EXERCISE TASK.
Reproduce the listing word for word. Skip any image.

AVAILABLE DATA.
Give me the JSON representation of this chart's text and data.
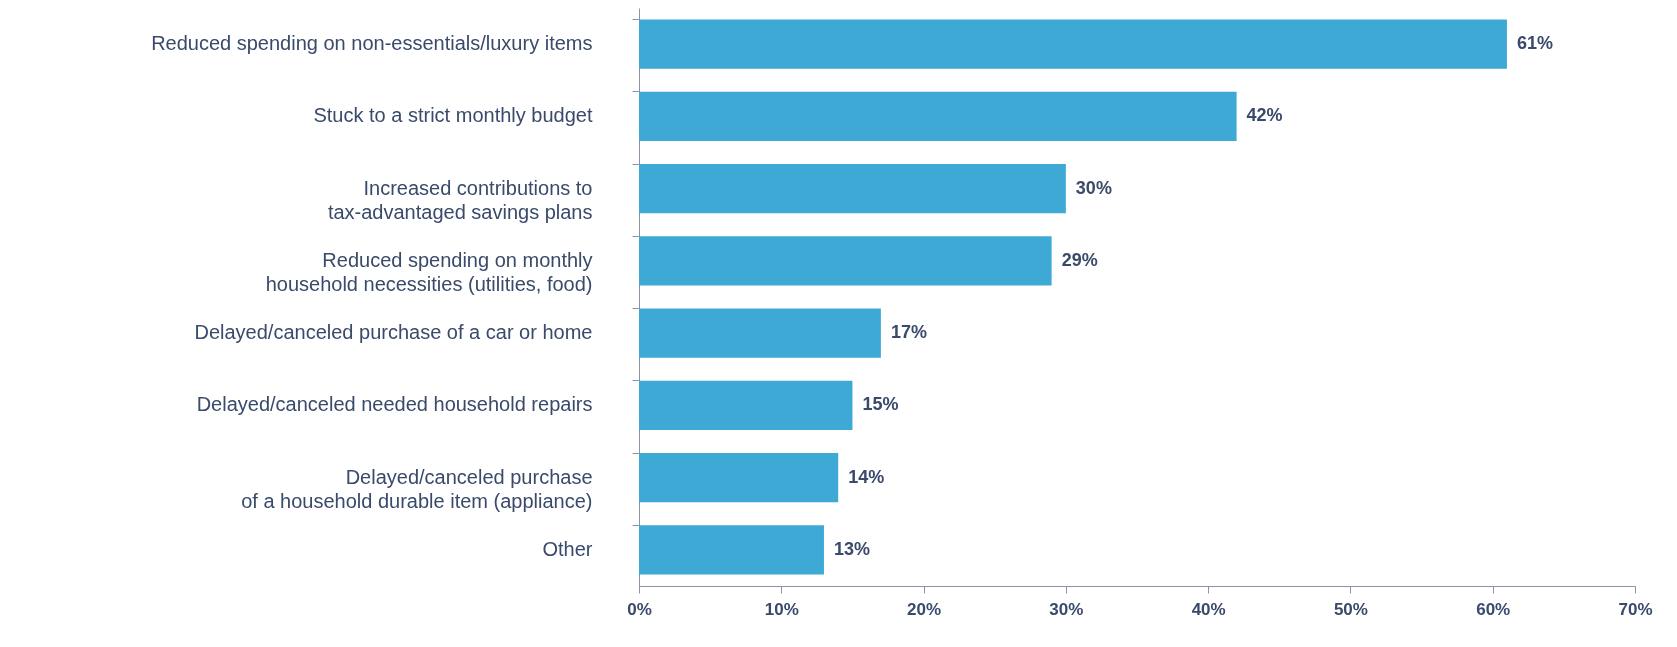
{
  "chart_data": {
    "type": "bar",
    "orientation": "horizontal",
    "categories": [
      "Reduced spending on non-essentials/luxury items",
      "Stuck to a strict monthly budget",
      "Increased contributions to\ntax-advantaged savings plans",
      "Reduced spending on monthly\nhousehold necessities (utilities, food)",
      "Delayed/canceled purchase of a car or home",
      "Delayed/canceled needed household repairs",
      "Delayed/canceled purchase\nof a household durable item (appliance)",
      "Other"
    ],
    "values": [
      61,
      42,
      30,
      29,
      17,
      15,
      14,
      13
    ],
    "value_labels": [
      "61%",
      "42%",
      "30%",
      "29%",
      "17%",
      "15%",
      "14%",
      "13%"
    ],
    "color": "#3fa9d6",
    "xlim": [
      0,
      70
    ],
    "xticks": [
      {
        "value": 0,
        "label": "0%"
      },
      {
        "value": 10,
        "label": "10%"
      },
      {
        "value": 20,
        "label": "20%"
      },
      {
        "value": 30,
        "label": "30%"
      },
      {
        "value": 40,
        "label": "40%"
      },
      {
        "value": 50,
        "label": "50%"
      },
      {
        "value": 60,
        "label": "60%"
      },
      {
        "value": 70,
        "label": "70%"
      }
    ],
    "grid": false
  }
}
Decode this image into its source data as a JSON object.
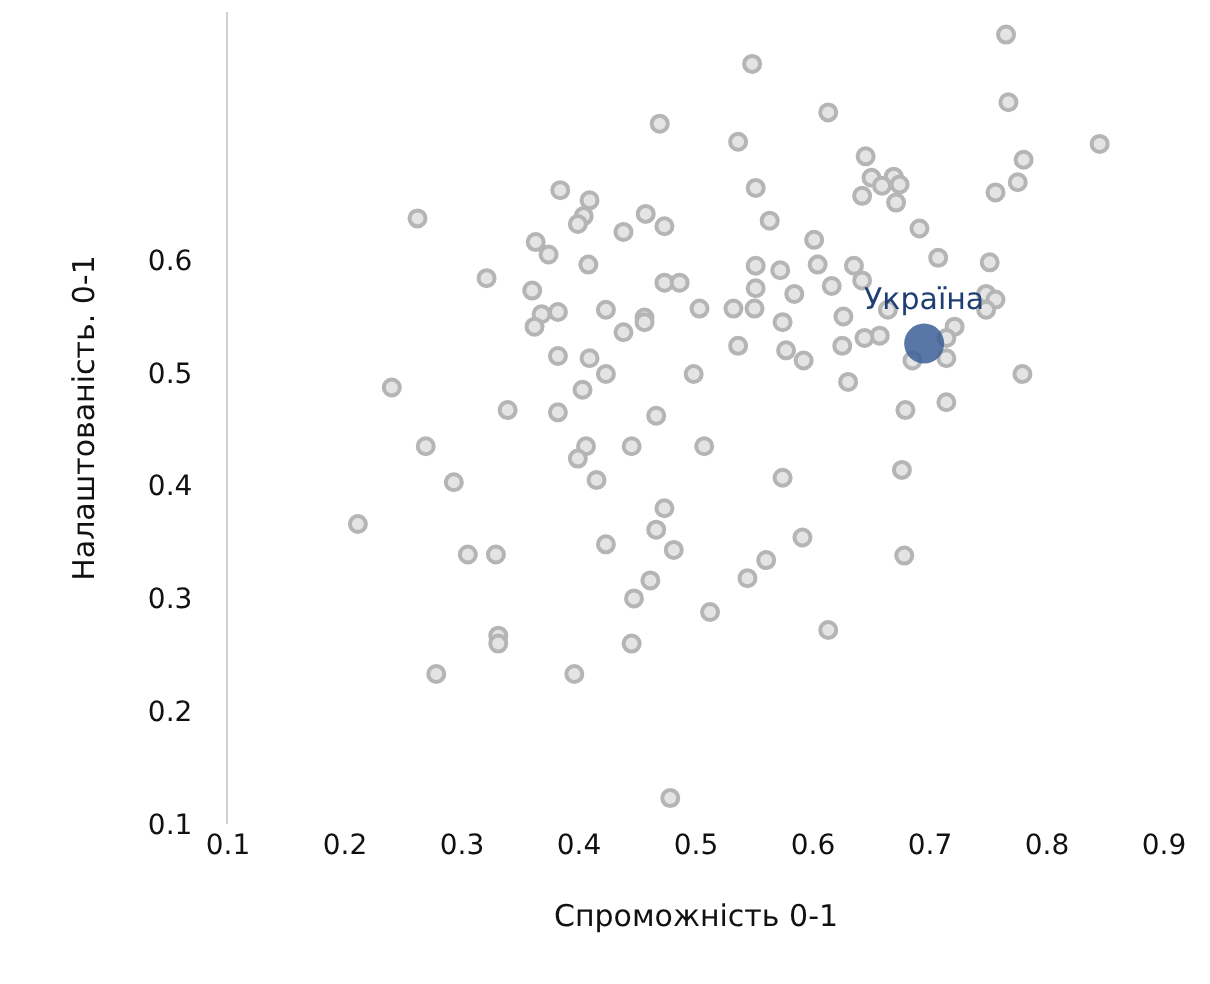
{
  "chart_data": {
    "type": "scatter",
    "xlabel": "Спроможність 0-1",
    "ylabel": "Налаштованість. 0-1",
    "xlim": [
      0.1,
      0.9
    ],
    "ylim": [
      0.1,
      0.82
    ],
    "xticks": [
      0.1,
      0.2,
      0.3,
      0.4,
      0.5,
      0.6,
      0.7,
      0.8,
      0.9
    ],
    "yticks": [
      0.1,
      0.2,
      0.3,
      0.4,
      0.5,
      0.6
    ],
    "grid": false,
    "legend": false,
    "marker": "circle",
    "series": [
      {
        "color": "#b5b5b5",
        "x": [
          0.548,
          0.469,
          0.536,
          0.551,
          0.384,
          0.409,
          0.404,
          0.399,
          0.457,
          0.473,
          0.438,
          0.262,
          0.363,
          0.374,
          0.408,
          0.321,
          0.36,
          0.473,
          0.486,
          0.551,
          0.551,
          0.503,
          0.532,
          0.55,
          0.382,
          0.368,
          0.362,
          0.423,
          0.456,
          0.456,
          0.438,
          0.536,
          0.382,
          0.409,
          0.423,
          0.498,
          0.403,
          0.24,
          0.339,
          0.382,
          0.466,
          0.269,
          0.406,
          0.399,
          0.445,
          0.507,
          0.293,
          0.415,
          0.473,
          0.211,
          0.466,
          0.305,
          0.329,
          0.423,
          0.481,
          0.461,
          0.447,
          0.544,
          0.512,
          0.331,
          0.331,
          0.445,
          0.278,
          0.396,
          0.478,
          0.765,
          0.613,
          0.767,
          0.845,
          0.645,
          0.78,
          0.65,
          0.669,
          0.659,
          0.674,
          0.775,
          0.756,
          0.642,
          0.671,
          0.563,
          0.691,
          0.601,
          0.707,
          0.751,
          0.572,
          0.604,
          0.635,
          0.642,
          0.616,
          0.584,
          0.748,
          0.756,
          0.748,
          0.664,
          0.626,
          0.574,
          0.721,
          0.714,
          0.657,
          0.644,
          0.577,
          0.625,
          0.592,
          0.685,
          0.714,
          0.63,
          0.779,
          0.679,
          0.714,
          0.574,
          0.676,
          0.591,
          0.56,
          0.678,
          0.613
        ],
        "values": [
          0.774,
          0.721,
          0.705,
          0.664,
          0.662,
          0.653,
          0.639,
          0.632,
          0.641,
          0.63,
          0.625,
          0.637,
          0.616,
          0.605,
          0.596,
          0.584,
          0.573,
          0.58,
          0.58,
          0.595,
          0.575,
          0.557,
          0.557,
          0.557,
          0.554,
          0.552,
          0.541,
          0.556,
          0.549,
          0.545,
          0.536,
          0.524,
          0.515,
          0.513,
          0.499,
          0.499,
          0.485,
          0.487,
          0.467,
          0.465,
          0.462,
          0.435,
          0.435,
          0.424,
          0.435,
          0.435,
          0.403,
          0.405,
          0.38,
          0.366,
          0.361,
          0.339,
          0.339,
          0.348,
          0.343,
          0.316,
          0.3,
          0.318,
          0.288,
          0.267,
          0.26,
          0.26,
          0.233,
          0.233,
          0.123,
          0.8,
          0.731,
          0.74,
          0.703,
          0.692,
          0.689,
          0.673,
          0.674,
          0.666,
          0.667,
          0.669,
          0.66,
          0.657,
          0.651,
          0.635,
          0.628,
          0.618,
          0.602,
          0.598,
          0.591,
          0.596,
          0.595,
          0.582,
          0.577,
          0.57,
          0.57,
          0.565,
          0.556,
          0.556,
          0.55,
          0.545,
          0.541,
          0.531,
          0.533,
          0.531,
          0.52,
          0.524,
          0.511,
          0.511,
          0.513,
          0.492,
          0.499,
          0.467,
          0.474,
          0.407,
          0.414,
          0.354,
          0.334,
          0.338,
          0.272
        ]
      },
      {
        "name": "Україна",
        "color": "#3b5f96",
        "x": [
          0.695
        ],
        "values": [
          0.526
        ]
      }
    ]
  }
}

RESPONSE TO THE EXERCISE.
Give me the JSON representation of this chart's text and data.
{
  "chart_data": {
    "type": "bar",
    "orientation": "horizontal",
    "categories": [
      "Reduced spending on non-essentials/luxury items",
      "Stuck to a strict monthly budget",
      "Increased contributions to\ntax-advantaged savings plans",
      "Reduced spending on monthly\nhousehold necessities (utilities, food)",
      "Delayed/canceled purchase of a car or home",
      "Delayed/canceled needed household repairs",
      "Delayed/canceled purchase\nof a household durable item (appliance)",
      "Other"
    ],
    "values": [
      61,
      42,
      30,
      29,
      17,
      15,
      14,
      13
    ],
    "value_labels": [
      "61%",
      "42%",
      "30%",
      "29%",
      "17%",
      "15%",
      "14%",
      "13%"
    ],
    "color": "#3fa9d6",
    "xlim": [
      0,
      70
    ],
    "xticks": [
      {
        "value": 0,
        "label": "0%"
      },
      {
        "value": 10,
        "label": "10%"
      },
      {
        "value": 20,
        "label": "20%"
      },
      {
        "value": 30,
        "label": "30%"
      },
      {
        "value": 40,
        "label": "40%"
      },
      {
        "value": 50,
        "label": "50%"
      },
      {
        "value": 60,
        "label": "60%"
      },
      {
        "value": 70,
        "label": "70%"
      }
    ],
    "grid": false
  }
}
Decode this image into its source data as a JSON object.
{
  "chart_data": {
    "type": "scatter",
    "xlabel": "Спроможність 0-1",
    "ylabel": "Налаштованість. 0-1",
    "xlim": [
      0.1,
      0.9
    ],
    "ylim": [
      0.1,
      0.82
    ],
    "xticks": [
      0.1,
      0.2,
      0.3,
      0.4,
      0.5,
      0.6,
      0.7,
      0.8,
      0.9
    ],
    "yticks": [
      0.1,
      0.2,
      0.3,
      0.4,
      0.5,
      0.6
    ],
    "grid": false,
    "legend": false,
    "marker": "circle",
    "series": [
      {
        "color": "#b5b5b5",
        "x": [
          0.548,
          0.469,
          0.536,
          0.551,
          0.384,
          0.409,
          0.404,
          0.399,
          0.457,
          0.473,
          0.438,
          0.262,
          0.363,
          0.374,
          0.408,
          0.321,
          0.36,
          0.473,
          0.486,
          0.551,
          0.551,
          0.503,
          0.532,
          0.55,
          0.382,
          0.368,
          0.362,
          0.423,
          0.456,
          0.456,
          0.438,
          0.536,
          0.382,
          0.409,
          0.423,
          0.498,
          0.403,
          0.24,
          0.339,
          0.382,
          0.466,
          0.269,
          0.406,
          0.399,
          0.445,
          0.507,
          0.293,
          0.415,
          0.473,
          0.211,
          0.466,
          0.305,
          0.329,
          0.423,
          0.481,
          0.461,
          0.447,
          0.544,
          0.512,
          0.331,
          0.331,
          0.445,
          0.278,
          0.396,
          0.478,
          0.765,
          0.613,
          0.767,
          0.845,
          0.645,
          0.78,
          0.65,
          0.669,
          0.659,
          0.674,
          0.775,
          0.756,
          0.642,
          0.671,
          0.563,
          0.691,
          0.601,
          0.707,
          0.751,
          0.572,
          0.604,
          0.635,
          0.642,
          0.616,
          0.584,
          0.748,
          0.756,
          0.748,
          0.664,
          0.626,
          0.574,
          0.721,
          0.714,
          0.657,
          0.644,
          0.577,
          0.625,
          0.592,
          0.685,
          0.714,
          0.63,
          0.779,
          0.679,
          0.714,
          0.574,
          0.676,
          0.591,
          0.56,
          0.678,
          0.613
        ],
        "values": [
          0.774,
          0.721,
          0.705,
          0.664,
          0.662,
          0.653,
          0.639,
          0.632,
          0.641,
          0.63,
          0.625,
          0.637,
          0.616,
          0.605,
          0.596,
          0.584,
          0.573,
          0.58,
          0.58,
          0.595,
          0.575,
          0.557,
          0.557,
          0.557,
          0.554,
          0.552,
          0.541,
          0.556,
          0.549,
          0.545,
          0.536,
          0.524,
          0.515,
          0.513,
          0.499,
          0.499,
          0.485,
          0.487,
          0.467,
          0.465,
          0.462,
          0.435,
          0.435,
          0.424,
          0.435,
          0.435,
          0.403,
          0.405,
          0.38,
          0.366,
          0.361,
          0.339,
          0.339,
          0.348,
          0.343,
          0.316,
          0.3,
          0.318,
          0.288,
          0.267,
          0.26,
          0.26,
          0.233,
          0.233,
          0.123,
          0.8,
          0.731,
          0.74,
          0.703,
          0.692,
          0.689,
          0.673,
          0.674,
          0.666,
          0.667,
          0.669,
          0.66,
          0.657,
          0.651,
          0.635,
          0.628,
          0.618,
          0.602,
          0.598,
          0.591,
          0.596,
          0.595,
          0.582,
          0.577,
          0.57,
          0.57,
          0.565,
          0.556,
          0.556,
          0.55,
          0.545,
          0.541,
          0.531,
          0.533,
          0.531,
          0.52,
          0.524,
          0.511,
          0.511,
          0.513,
          0.492,
          0.499,
          0.467,
          0.474,
          0.407,
          0.414,
          0.354,
          0.334,
          0.338,
          0.272
        ]
      },
      {
        "name": "Україна",
        "color": "#3b5f96",
        "x": [
          0.695
        ],
        "values": [
          0.526
        ]
      }
    ]
  }
}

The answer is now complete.